▶ **Task directions**:
Repeat each entry in full, exactly.

BEGIN

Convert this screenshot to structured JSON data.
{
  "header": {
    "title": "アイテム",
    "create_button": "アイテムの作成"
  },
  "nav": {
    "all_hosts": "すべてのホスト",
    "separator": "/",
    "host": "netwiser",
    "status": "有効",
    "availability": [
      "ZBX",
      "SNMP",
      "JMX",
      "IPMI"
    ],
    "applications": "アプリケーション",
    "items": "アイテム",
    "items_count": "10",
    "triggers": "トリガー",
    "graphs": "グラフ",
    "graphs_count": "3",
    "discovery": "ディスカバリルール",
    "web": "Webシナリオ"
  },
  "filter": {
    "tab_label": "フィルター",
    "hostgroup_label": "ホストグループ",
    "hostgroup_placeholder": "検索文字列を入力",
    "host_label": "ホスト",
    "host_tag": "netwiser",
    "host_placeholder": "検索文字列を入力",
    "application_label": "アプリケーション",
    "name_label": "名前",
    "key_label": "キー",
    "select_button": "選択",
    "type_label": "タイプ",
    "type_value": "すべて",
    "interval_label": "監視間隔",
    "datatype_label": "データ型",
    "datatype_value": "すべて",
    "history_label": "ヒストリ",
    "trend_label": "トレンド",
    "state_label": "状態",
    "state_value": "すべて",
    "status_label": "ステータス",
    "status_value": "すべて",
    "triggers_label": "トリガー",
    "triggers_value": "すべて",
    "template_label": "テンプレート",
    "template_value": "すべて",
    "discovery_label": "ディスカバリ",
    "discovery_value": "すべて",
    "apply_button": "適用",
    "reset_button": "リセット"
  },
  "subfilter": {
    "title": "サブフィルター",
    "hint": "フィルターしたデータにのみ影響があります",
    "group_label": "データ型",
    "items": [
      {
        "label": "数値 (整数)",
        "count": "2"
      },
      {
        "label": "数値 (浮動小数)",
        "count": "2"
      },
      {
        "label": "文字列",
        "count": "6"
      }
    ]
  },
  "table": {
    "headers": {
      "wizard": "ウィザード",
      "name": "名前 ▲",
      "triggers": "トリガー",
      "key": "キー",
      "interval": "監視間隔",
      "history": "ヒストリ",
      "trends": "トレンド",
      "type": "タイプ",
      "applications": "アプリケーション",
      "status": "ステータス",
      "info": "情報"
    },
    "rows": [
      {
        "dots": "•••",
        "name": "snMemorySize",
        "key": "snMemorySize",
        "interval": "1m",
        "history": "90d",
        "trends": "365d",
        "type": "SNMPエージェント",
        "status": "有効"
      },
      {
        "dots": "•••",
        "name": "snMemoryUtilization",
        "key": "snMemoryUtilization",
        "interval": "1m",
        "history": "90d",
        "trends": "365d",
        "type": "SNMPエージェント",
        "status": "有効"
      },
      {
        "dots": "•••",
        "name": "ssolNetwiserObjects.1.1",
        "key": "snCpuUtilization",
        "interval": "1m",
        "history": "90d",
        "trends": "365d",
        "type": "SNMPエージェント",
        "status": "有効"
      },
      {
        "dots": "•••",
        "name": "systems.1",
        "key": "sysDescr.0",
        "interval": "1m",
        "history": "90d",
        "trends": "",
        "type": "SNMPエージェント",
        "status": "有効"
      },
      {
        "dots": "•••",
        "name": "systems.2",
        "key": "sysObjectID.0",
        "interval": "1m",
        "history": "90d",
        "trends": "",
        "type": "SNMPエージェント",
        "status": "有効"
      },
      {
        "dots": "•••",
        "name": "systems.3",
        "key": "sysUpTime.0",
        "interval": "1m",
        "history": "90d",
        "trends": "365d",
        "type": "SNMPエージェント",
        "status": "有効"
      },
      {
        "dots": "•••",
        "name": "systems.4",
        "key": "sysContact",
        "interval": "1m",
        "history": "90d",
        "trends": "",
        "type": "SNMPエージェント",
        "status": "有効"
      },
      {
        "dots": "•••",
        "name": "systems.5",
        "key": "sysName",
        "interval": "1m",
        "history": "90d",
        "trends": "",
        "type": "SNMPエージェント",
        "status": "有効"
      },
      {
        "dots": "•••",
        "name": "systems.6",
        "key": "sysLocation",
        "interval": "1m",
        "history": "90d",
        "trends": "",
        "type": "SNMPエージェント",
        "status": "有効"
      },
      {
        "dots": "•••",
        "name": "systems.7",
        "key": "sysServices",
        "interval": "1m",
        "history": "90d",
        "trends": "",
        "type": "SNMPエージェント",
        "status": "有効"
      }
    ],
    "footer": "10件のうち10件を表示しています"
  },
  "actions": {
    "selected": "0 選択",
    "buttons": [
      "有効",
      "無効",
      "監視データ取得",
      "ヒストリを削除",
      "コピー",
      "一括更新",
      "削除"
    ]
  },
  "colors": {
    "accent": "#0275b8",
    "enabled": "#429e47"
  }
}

END

▶ **Solved exercise**:
Convert this screenshot to structured JSON data.
{
  "header": {
    "title": "アイテム",
    "create_button": "アイテムの作成"
  },
  "nav": {
    "all_hosts": "すべてのホスト",
    "separator": "/",
    "host": "netwiser",
    "status": "有効",
    "availability": [
      "ZBX",
      "SNMP",
      "JMX",
      "IPMI"
    ],
    "applications": "アプリケーション",
    "items": "アイテム",
    "items_count": "10",
    "triggers": "トリガー",
    "graphs": "グラフ",
    "graphs_count": "3",
    "discovery": "ディスカバリルール",
    "web": "Webシナリオ"
  },
  "filter": {
    "tab_label": "フィルター",
    "hostgroup_label": "ホストグループ",
    "hostgroup_placeholder": "検索文字列を入力",
    "host_label": "ホスト",
    "host_tag": "netwiser",
    "host_placeholder": "検索文字列を入力",
    "application_label": "アプリケーション",
    "name_label": "名前",
    "key_label": "キー",
    "select_button": "選択",
    "type_label": "タイプ",
    "type_value": "すべて",
    "interval_label": "監視間隔",
    "datatype_label": "データ型",
    "datatype_value": "すべて",
    "history_label": "ヒストリ",
    "trend_label": "トレンド",
    "state_label": "状態",
    "state_value": "すべて",
    "status_label": "ステータス",
    "status_value": "すべて",
    "triggers_label": "トリガー",
    "triggers_value": "すべて",
    "template_label": "テンプレート",
    "template_value": "すべて",
    "discovery_label": "ディスカバリ",
    "discovery_value": "すべて",
    "apply_button": "適用",
    "reset_button": "リセット"
  },
  "subfilter": {
    "title": "サブフィルター",
    "hint": "フィルターしたデータにのみ影響があります",
    "group_label": "データ型",
    "items": [
      {
        "label": "数値 (整数)",
        "count": "2"
      },
      {
        "label": "数値 (浮動小数)",
        "count": "2"
      },
      {
        "label": "文字列",
        "count": "6"
      }
    ]
  },
  "table": {
    "headers": {
      "wizard": "ウィザード",
      "name": "名前 ▲",
      "triggers": "トリガー",
      "key": "キー",
      "interval": "監視間隔",
      "history": "ヒストリ",
      "trends": "トレンド",
      "type": "タイプ",
      "applications": "アプリケーション",
      "status": "ステータス",
      "info": "情報"
    },
    "rows": [
      {
        "dots": "•••",
        "name": "snMemorySize",
        "key": "snMemorySize",
        "interval": "1m",
        "history": "90d",
        "trends": "365d",
        "type": "SNMPエージェント",
        "status": "有効"
      },
      {
        "dots": "•••",
        "name": "snMemoryUtilization",
        "key": "snMemoryUtilization",
        "interval": "1m",
        "history": "90d",
        "trends": "365d",
        "type": "SNMPエージェント",
        "status": "有効"
      },
      {
        "dots": "•••",
        "name": "ssolNetwiserObjects.1.1",
        "key": "snCpuUtilization",
        "interval": "1m",
        "history": "90d",
        "trends": "365d",
        "type": "SNMPエージェント",
        "status": "有効"
      },
      {
        "dots": "•••",
        "name": "systems.1",
        "key": "sysDescr.0",
        "interval": "1m",
        "history": "90d",
        "trends": "",
        "type": "SNMPエージェント",
        "status": "有効"
      },
      {
        "dots": "•••",
        "name": "systems.2",
        "key": "sysObjectID.0",
        "interval": "1m",
        "history": "90d",
        "trends": "",
        "type": "SNMPエージェント",
        "status": "有効"
      },
      {
        "dots": "•••",
        "name": "systems.3",
        "key": "sysUpTime.0",
        "interval": "1m",
        "history": "90d",
        "trends": "365d",
        "type": "SNMPエージェント",
        "status": "有効"
      },
      {
        "dots": "•••",
        "name": "systems.4",
        "key": "sysContact",
        "interval": "1m",
        "history": "90d",
        "trends": "",
        "type": "SNMPエージェント",
        "status": "有効"
      },
      {
        "dots": "•••",
        "name": "systems.5",
        "key": "sysName",
        "interval": "1m",
        "history": "90d",
        "trends": "",
        "type": "SNMPエージェント",
        "status": "有効"
      },
      {
        "dots": "•••",
        "name": "systems.6",
        "key": "sysLocation",
        "interval": "1m",
        "history": "90d",
        "trends": "",
        "type": "SNMPエージェント",
        "status": "有効"
      },
      {
        "dots": "•••",
        "name": "systems.7",
        "key": "sysServices",
        "interval": "1m",
        "history": "90d",
        "trends": "",
        "type": "SNMPエージェント",
        "status": "有効"
      }
    ],
    "footer": "10件のうち10件を表示しています"
  },
  "actions": {
    "selected": "0 選択",
    "buttons": [
      "有効",
      "無効",
      "監視データ取得",
      "ヒストリを削除",
      "コピー",
      "一括更新",
      "削除"
    ]
  },
  "colors": {
    "accent": "#0275b8",
    "enabled": "#429e47"
  }
}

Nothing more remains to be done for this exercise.